I rode back to headquarters; only to find that the decision had been taken or perhaps that McClellan was incapable of any decision; his mind halting, as usual, between two opinions; and the negative in the end prevailing over the positive. He had an irresistible impulse to do nothing he could leave undone. I asked for General Sedgwick. He had been badly wounded--I think thrice wounded, but had fought on till the third--and been carried off the field. Nobody could tell me where he was. I saw him once again. A Rebel bullet laid him low at Spottsylvania. One of the best generals we had: a man of utterly transparent honesty, simplicity, and truth of {150} character; trusted, beloved, ardently followed by his men; a commander who had done great things and was capable of greater.

Since it was too late to get anything through to New York that night, I wasted some hours in one camp and another. Perhaps they were not wasted. I heard everywhere a chorus of execration. McClellan's name was hardly mentioned without a curse. Not a soldier in the ranks who did not believe it had been possible to drive Lee into and over the Potomac.

At nine o'clock in the evening I started for Frederick, thirty miles away. My horse had two bullets in him, and I had to commandeer another from a colleague, who objected but yielded. I reached Frederick at three in the morning, sleeping in the saddle a good part of the way, as I had been up since four o'clock of the morning before. The telegraph office was closed, and nobody knew where the telegraph clerk lived. I thought it odd that in time of war, and after an important battle, the Government at Washington should have kept open no means of communication with the general commanding; but so it was. Frederick was the nearest and, so far as I knew, the only available telegraph office. There was no field telegraph. The wires were not down, but the operator was sleeping peacefully elsewhere.

▬▬▬▬▬▬▬▬▬▬

| Jobs |
a: Answer these questions about the passage:
(i) Where does the passage say a Rebel bullet laid General Sedgwick low?
(ii) How far away was Frederick when the narrator set out for it?
(iii) At what hour did the narrator reach Frederick?
b: Can you copy the passage word for word from "I rode back" to "capable of greater."?

| Data block |

▬▬▬▬▬▬▬▬▬▬

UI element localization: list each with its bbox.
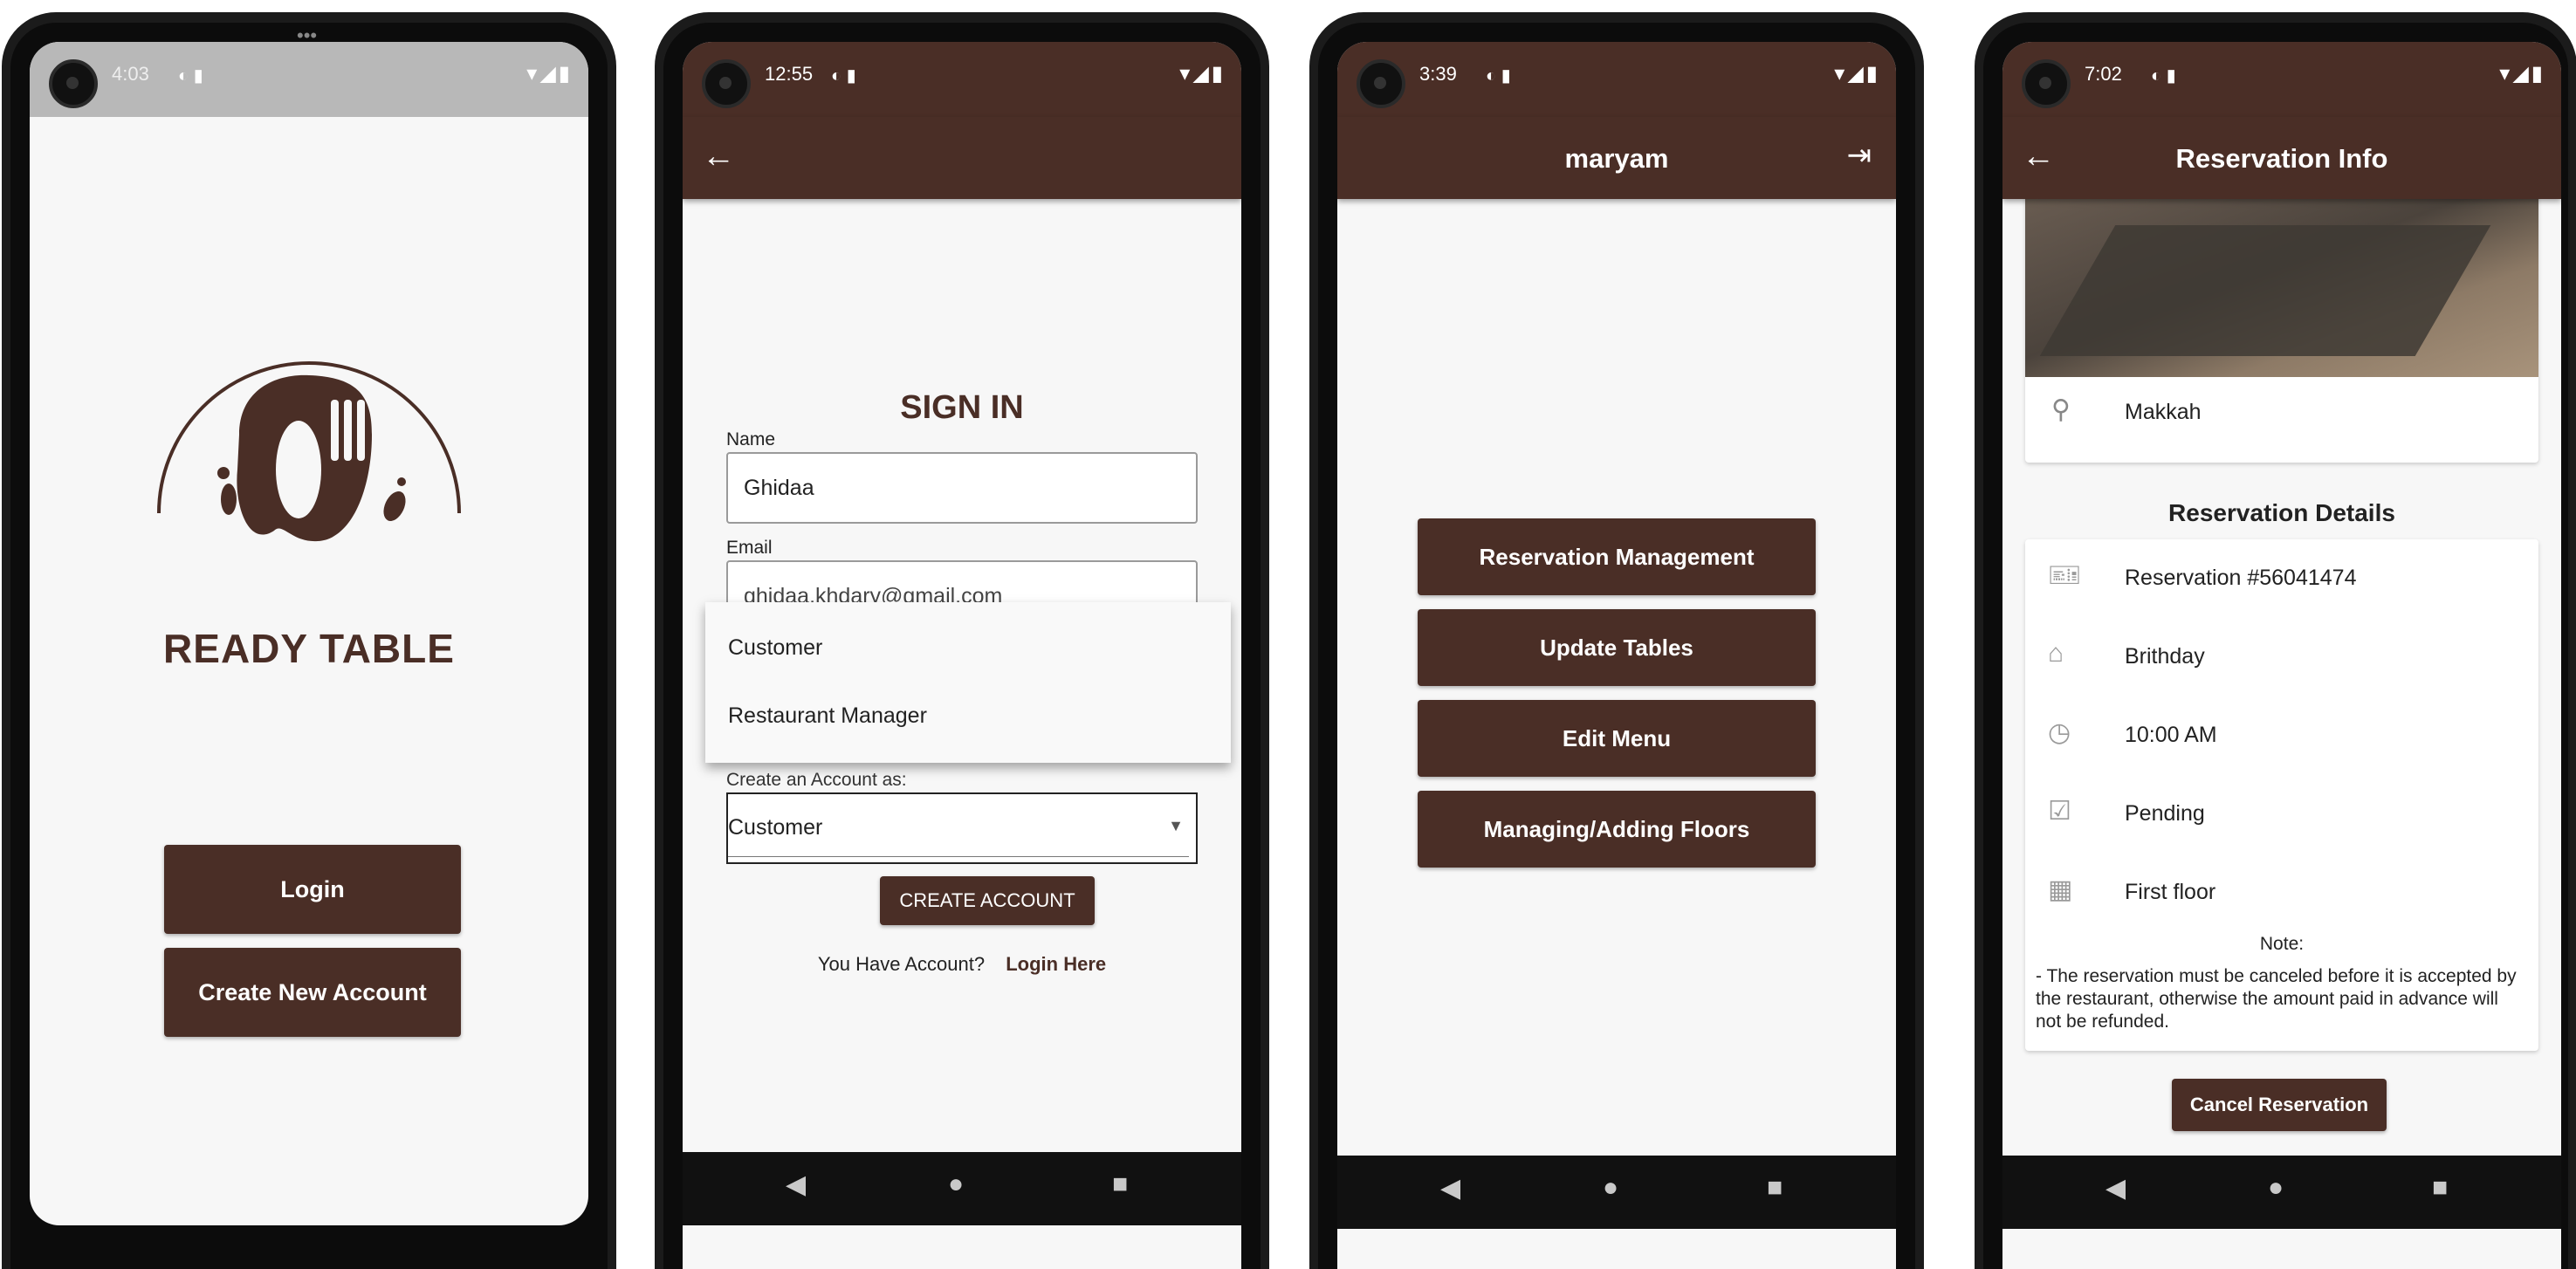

▬▬▬▬▬▬▬▬▬▬

| Written answers |
a:
(i) At Spottsylvania.
(ii) Thirty miles.
(iii) At three in the morning.

b:
I rode back to headquarters; only to find that the decision had been taken or perhaps that McClellan was incapable of any decision; his mind halting, as usual, between two opinions; and the negative in the end prevailing over the positive. He had an irresistible impulse to do nothing he could leave undone. I asked for General Sedgwick. He had been badly wounded--I think thrice wounded, but had fought on till the third--and been carried off the field. Nobody could tell me where he was. I saw him once again. A Rebel bullet laid him low at Spottsylvania. One of the best generals we had: a man of utterly transparent honesty, simplicity, and truth of {150} character; trusted, beloved, ardently followed by his men; a commander who had done great things and was capable of greater.